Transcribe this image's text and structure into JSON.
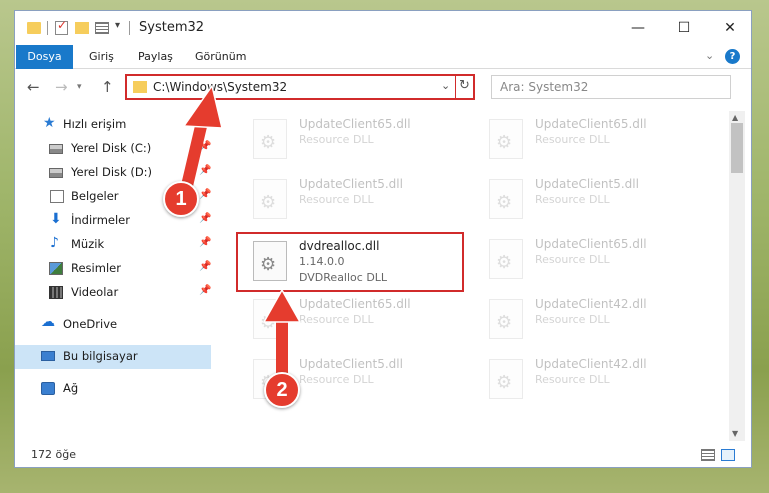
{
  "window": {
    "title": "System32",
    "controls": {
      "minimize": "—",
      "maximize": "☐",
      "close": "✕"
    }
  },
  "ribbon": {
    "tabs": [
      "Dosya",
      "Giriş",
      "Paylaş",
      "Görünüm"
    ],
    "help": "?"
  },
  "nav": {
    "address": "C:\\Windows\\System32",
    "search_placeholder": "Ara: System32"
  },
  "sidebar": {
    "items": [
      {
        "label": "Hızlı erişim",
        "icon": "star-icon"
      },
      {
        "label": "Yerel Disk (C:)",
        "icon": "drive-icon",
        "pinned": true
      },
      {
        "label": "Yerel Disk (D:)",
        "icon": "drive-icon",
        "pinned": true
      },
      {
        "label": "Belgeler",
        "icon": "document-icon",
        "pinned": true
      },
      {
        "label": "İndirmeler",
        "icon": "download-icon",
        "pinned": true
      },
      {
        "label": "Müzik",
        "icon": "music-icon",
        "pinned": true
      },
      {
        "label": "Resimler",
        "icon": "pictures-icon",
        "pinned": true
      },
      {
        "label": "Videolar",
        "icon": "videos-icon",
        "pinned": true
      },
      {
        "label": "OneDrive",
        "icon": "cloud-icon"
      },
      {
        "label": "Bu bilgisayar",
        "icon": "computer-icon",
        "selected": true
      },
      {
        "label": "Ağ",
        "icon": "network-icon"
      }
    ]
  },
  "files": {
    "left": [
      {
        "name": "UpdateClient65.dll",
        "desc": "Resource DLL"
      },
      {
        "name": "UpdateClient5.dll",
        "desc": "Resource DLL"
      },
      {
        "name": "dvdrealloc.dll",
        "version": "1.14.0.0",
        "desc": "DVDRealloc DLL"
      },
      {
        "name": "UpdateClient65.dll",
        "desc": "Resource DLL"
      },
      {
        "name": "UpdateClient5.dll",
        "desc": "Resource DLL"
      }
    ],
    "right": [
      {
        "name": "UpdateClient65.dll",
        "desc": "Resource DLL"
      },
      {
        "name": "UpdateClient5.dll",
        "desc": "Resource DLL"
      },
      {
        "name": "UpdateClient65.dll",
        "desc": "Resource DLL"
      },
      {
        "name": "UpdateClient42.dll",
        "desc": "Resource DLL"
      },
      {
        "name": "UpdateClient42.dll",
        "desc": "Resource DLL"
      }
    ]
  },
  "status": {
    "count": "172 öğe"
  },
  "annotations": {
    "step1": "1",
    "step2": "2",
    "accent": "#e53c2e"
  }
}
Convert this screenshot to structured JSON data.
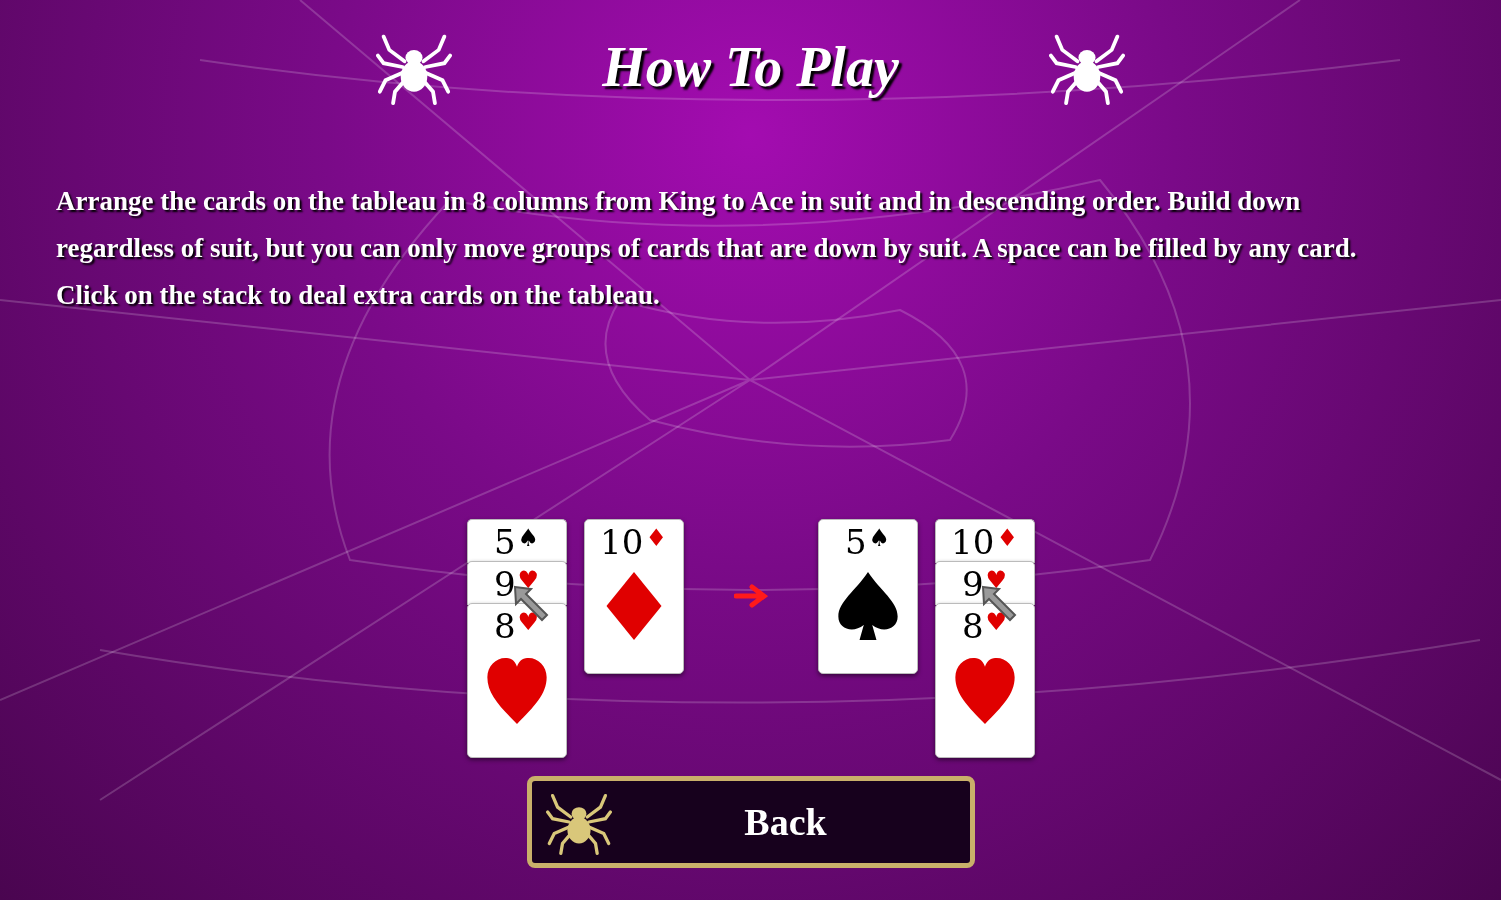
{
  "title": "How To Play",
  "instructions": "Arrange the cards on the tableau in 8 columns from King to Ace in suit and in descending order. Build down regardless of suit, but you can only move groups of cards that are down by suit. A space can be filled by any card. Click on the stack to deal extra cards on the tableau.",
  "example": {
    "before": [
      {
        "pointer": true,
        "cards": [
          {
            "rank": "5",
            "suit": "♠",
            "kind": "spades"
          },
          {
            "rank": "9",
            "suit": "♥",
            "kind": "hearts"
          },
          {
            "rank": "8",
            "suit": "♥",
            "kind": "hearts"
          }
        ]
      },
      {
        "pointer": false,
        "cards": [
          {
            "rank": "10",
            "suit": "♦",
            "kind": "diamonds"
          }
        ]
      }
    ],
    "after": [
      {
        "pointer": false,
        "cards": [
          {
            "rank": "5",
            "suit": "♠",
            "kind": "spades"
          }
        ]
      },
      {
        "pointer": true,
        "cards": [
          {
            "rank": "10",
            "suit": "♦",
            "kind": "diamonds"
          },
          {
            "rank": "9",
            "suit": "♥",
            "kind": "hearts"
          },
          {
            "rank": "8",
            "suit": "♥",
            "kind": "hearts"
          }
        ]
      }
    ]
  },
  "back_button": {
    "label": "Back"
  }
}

**Task statement:** Return all of the entries word for word, but omit the pictures.

**Task response:**
Transcribe this image's text and structure into JSON.
{
  "window": {
    "title": "System32",
    "controls": {
      "minimize": "—",
      "maximize": "☐",
      "close": "✕"
    }
  },
  "ribbon": {
    "tabs": [
      "Dosya",
      "Giriş",
      "Paylaş",
      "Görünüm"
    ],
    "help": "?"
  },
  "nav": {
    "address": "C:\\Windows\\System32",
    "search_placeholder": "Ara: System32"
  },
  "sidebar": {
    "items": [
      {
        "label": "Hızlı erişim",
        "icon": "star-icon"
      },
      {
        "label": "Yerel Disk (C:)",
        "icon": "drive-icon",
        "pinned": true
      },
      {
        "label": "Yerel Disk (D:)",
        "icon": "drive-icon",
        "pinned": true
      },
      {
        "label": "Belgeler",
        "icon": "document-icon",
        "pinned": true
      },
      {
        "label": "İndirmeler",
        "icon": "download-icon",
        "pinned": true
      },
      {
        "label": "Müzik",
        "icon": "music-icon",
        "pinned": true
      },
      {
        "label": "Resimler",
        "icon": "pictures-icon",
        "pinned": true
      },
      {
        "label": "Videolar",
        "icon": "videos-icon",
        "pinned": true
      },
      {
        "label": "OneDrive",
        "icon": "cloud-icon"
      },
      {
        "label": "Bu bilgisayar",
        "icon": "computer-icon",
        "selected": true
      },
      {
        "label": "Ağ",
        "icon": "network-icon"
      }
    ]
  },
  "files": {
    "left": [
      {
        "name": "UpdateClient65.dll",
        "desc": "Resource DLL"
      },
      {
        "name": "UpdateClient5.dll",
        "desc": "Resource DLL"
      },
      {
        "name": "dvdrealloc.dll",
        "version": "1.14.0.0",
        "desc": "DVDRealloc DLL"
      },
      {
        "name": "UpdateClient65.dll",
        "desc": "Resource DLL"
      },
      {
        "name": "UpdateClient5.dll",
        "desc": "Resource DLL"
      }
    ],
    "right": [
      {
        "name": "UpdateClient65.dll",
        "desc": "Resource DLL"
      },
      {
        "name": "UpdateClient5.dll",
        "desc": "Resource DLL"
      },
      {
        "name": "UpdateClient65.dll",
        "desc": "Resource DLL"
      },
      {
        "name": "UpdateClient42.dll",
        "desc": "Resource DLL"
      },
      {
        "name": "UpdateClient42.dll",
        "desc": "Resource DLL"
      }
    ]
  },
  "status": {
    "count": "172 öğe"
  },
  "annotations": {
    "step1": "1",
    "step2": "2",
    "accent": "#e53c2e"
  }
}
Convert this screenshot to structured JSON data.
{
  "title": "How To Play",
  "instructions": "Arrange the cards on the tableau in 8 columns from King to Ace in suit and in descending order. Build down regardless of suit, but you can only move groups of cards that are down by suit. A space can be filled by any card. Click on the stack to deal extra cards on the tableau.",
  "example": {
    "before": [
      {
        "pointer": true,
        "cards": [
          {
            "rank": "5",
            "suit": "♠",
            "kind": "spades"
          },
          {
            "rank": "9",
            "suit": "♥",
            "kind": "hearts"
          },
          {
            "rank": "8",
            "suit": "♥",
            "kind": "hearts"
          }
        ]
      },
      {
        "pointer": false,
        "cards": [
          {
            "rank": "10",
            "suit": "♦",
            "kind": "diamonds"
          }
        ]
      }
    ],
    "after": [
      {
        "pointer": false,
        "cards": [
          {
            "rank": "5",
            "suit": "♠",
            "kind": "spades"
          }
        ]
      },
      {
        "pointer": true,
        "cards": [
          {
            "rank": "10",
            "suit": "♦",
            "kind": "diamonds"
          },
          {
            "rank": "9",
            "suit": "♥",
            "kind": "hearts"
          },
          {
            "rank": "8",
            "suit": "♥",
            "kind": "hearts"
          }
        ]
      }
    ]
  },
  "back_button": {
    "label": "Back"
  }
}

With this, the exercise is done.